Stored dataset items:
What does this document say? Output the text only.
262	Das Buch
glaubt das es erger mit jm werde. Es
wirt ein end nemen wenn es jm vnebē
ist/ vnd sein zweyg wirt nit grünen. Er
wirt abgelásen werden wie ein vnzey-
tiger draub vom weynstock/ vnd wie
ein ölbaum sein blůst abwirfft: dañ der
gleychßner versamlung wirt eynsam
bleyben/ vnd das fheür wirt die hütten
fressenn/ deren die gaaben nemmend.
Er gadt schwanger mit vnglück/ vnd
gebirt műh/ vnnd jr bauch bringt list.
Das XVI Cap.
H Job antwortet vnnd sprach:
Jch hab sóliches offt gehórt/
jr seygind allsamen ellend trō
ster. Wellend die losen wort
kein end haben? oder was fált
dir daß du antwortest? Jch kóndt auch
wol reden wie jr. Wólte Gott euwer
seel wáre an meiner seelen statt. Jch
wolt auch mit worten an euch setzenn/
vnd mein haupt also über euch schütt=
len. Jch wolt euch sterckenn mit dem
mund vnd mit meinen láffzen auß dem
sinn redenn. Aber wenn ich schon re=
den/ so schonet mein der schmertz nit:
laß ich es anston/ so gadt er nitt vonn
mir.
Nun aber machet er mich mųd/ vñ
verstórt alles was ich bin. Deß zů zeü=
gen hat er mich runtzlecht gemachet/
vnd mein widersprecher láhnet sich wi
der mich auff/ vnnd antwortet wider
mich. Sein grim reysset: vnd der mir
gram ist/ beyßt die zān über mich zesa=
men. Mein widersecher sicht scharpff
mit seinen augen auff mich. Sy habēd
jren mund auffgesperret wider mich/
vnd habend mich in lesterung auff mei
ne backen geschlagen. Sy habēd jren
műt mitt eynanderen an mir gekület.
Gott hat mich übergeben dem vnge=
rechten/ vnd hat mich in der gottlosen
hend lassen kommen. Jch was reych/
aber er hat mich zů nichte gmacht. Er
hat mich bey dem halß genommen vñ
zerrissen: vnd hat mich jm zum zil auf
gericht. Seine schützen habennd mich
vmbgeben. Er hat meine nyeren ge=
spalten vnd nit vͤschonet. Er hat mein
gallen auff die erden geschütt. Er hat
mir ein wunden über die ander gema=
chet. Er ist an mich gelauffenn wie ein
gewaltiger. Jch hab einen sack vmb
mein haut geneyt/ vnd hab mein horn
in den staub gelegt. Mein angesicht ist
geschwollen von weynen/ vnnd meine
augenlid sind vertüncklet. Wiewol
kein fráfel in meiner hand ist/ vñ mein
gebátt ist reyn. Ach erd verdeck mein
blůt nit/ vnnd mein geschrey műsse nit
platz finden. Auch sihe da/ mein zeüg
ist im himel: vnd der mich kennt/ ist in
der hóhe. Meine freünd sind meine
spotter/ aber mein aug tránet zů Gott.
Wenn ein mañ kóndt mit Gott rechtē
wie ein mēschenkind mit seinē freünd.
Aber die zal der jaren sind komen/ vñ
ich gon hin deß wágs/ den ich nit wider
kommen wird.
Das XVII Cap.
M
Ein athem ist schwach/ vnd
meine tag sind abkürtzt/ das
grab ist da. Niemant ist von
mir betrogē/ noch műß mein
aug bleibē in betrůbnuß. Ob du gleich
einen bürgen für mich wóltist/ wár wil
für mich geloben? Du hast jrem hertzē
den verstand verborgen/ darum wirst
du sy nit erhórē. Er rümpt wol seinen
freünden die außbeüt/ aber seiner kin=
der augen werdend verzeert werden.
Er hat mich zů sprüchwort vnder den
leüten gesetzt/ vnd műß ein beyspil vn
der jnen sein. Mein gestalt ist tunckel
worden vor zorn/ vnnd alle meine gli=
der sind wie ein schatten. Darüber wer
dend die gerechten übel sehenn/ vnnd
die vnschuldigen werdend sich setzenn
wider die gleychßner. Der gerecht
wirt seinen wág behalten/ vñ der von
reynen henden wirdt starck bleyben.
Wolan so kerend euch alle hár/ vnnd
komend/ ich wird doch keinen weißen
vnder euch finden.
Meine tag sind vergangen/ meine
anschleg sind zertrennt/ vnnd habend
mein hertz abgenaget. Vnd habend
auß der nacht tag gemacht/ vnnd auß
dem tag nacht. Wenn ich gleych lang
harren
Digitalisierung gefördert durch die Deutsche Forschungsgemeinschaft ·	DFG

§ TASK REQUIREMENTS: Set the data down once more, exactly as it stands.

§ ANSWER:
What does this document say? Output the text only.
262	Das Buch
glaubt das es erger mit jm werde. Es
wirt ein end nemen wenn es jm vnebē
ist/ vnd sein zweyg wirt nit grünen. Er
wirt abgelásen werden wie ein vnzey-
tiger draub vom weynstock/ vnd wie
ein ölbaum sein blůst abwirfft: dañ der
gleychßner versamlung wirt eynsam
bleyben/ vnd das fheür wirt die hütten
fressenn/ deren die gaaben nemmend.
Er gadt schwanger mit vnglück/ vnd
gebirt műh/ vnnd jr bauch bringt list.
Das XVI Cap.
H Job antwortet vnnd sprach:
Jch hab sóliches offt gehórt/
jr seygind allsamen ellend trō
ster. Wellend die losen wort
kein end haben? oder was fált
dir daß du antwortest? Jch kóndt auch
wol reden wie jr. Wólte Gott euwer
seel wáre an meiner seelen statt. Jch
wolt auch mit worten an euch setzenn/
vnd mein haupt also über euch schütt=
len. Jch wolt euch sterckenn mit dem
mund vnd mit meinen láffzen auß dem
sinn redenn. Aber wenn ich schon re=
den/ so schonet mein der schmertz nit:
laß ich es anston/ so gadt er nitt vonn
mir.
Nun aber machet er mich mųd/ vñ
verstórt alles was ich bin. Deß zů zeü=
gen hat er mich runtzlecht gemachet/
vnd mein widersprecher láhnet sich wi
der mich auff/ vnnd antwortet wider
mich. Sein grim reysset: vnd der mir
gram ist/ beyßt die zān über mich zesa=
men. Mein widersecher sicht scharpff
mit seinen augen auff mich. Sy habēd
jren mund auffgesperret wider mich/
vnd habend mich in lesterung auff mei
ne backen geschlagen. Sy habēd jren
műt mitt eynanderen an mir gekület.
Gott hat mich übergeben dem vnge=
rechten/ vnd hat mich in der gottlosen
hend lassen kommen. Jch was reych/
aber er hat mich zů nichte gmacht. Er
hat mich bey dem halß genommen vñ
zerrissen: vnd hat mich jm zum zil auf
gericht. Seine schützen habennd mich
vmbgeben. Er hat meine nyeren ge=
spalten vnd nit vͤschonet. Er hat mein
gallen auff die erden geschütt. Er hat
mir ein wunden über die ander gema=
chet. Er ist an mich gelauffenn wie ein
gewaltiger. Jch hab einen sack vmb
mein haut geneyt/ vnd hab mein horn
in den staub gelegt. Mein angesicht ist
geschwollen von weynen/ vnnd meine
augenlid sind vertüncklet. Wiewol
kein fráfel in meiner hand ist/ vñ mein
gebátt ist reyn. Ach erd verdeck mein
blůt nit/ vnnd mein geschrey műsse nit
platz finden. Auch sihe da/ mein zeüg
ist im himel: vnd der mich kennt/ ist in
der hóhe. Meine freünd sind meine
spotter/ aber mein aug tránet zů Gott.
Wenn ein mañ kóndt mit Gott rechtē
wie ein mēschenkind mit seinē freünd.
Aber die zal der jaren sind komen/ vñ
ich gon hin deß wágs/ den ich nit wider
kommen wird.
Das XVII Cap.
M
Ein athem ist schwach/ vnd
meine tag sind abkürtzt/ das
grab ist da. Niemant ist von
mir betrogē/ noch műß mein
aug bleibē in betrůbnuß. Ob du gleich
einen bürgen für mich wóltist/ wár wil
für mich geloben? Du hast jrem hertzē
den verstand verborgen/ darum wirst
du sy nit erhórē. Er rümpt wol seinen
freünden die außbeüt/ aber seiner kin=
der augen werdend verzeert werden.
Er hat mich zů sprüchwort vnder den
leüten gesetzt/ vnd műß ein beyspil vn
der jnen sein. Mein gestalt ist tunckel
worden vor zorn/ vnnd alle meine gli=
der sind wie ein schatten. Darüber wer
dend die gerechten übel sehenn/ vnnd
die vnschuldigen werdend sich setzenn
wider die gleychßner. Der gerecht
wirt seinen wág behalten/ vñ der von
reynen henden wirdt starck bleyben.
Wolan so kerend euch alle hár/ vnnd
komend/ ich wird doch keinen weißen
vnder euch finden.
Meine tag sind vergangen/ meine
anschleg sind zertrennt/ vnnd habend
mein hertz abgenaget. Vnd habend
auß der nacht tag gemacht/ vnnd auß
dem tag nacht. Wenn ich gleych lang
harren
Digitalisierung gefördert durch die Deutsche Forschungsgemeinschaft ·	DFG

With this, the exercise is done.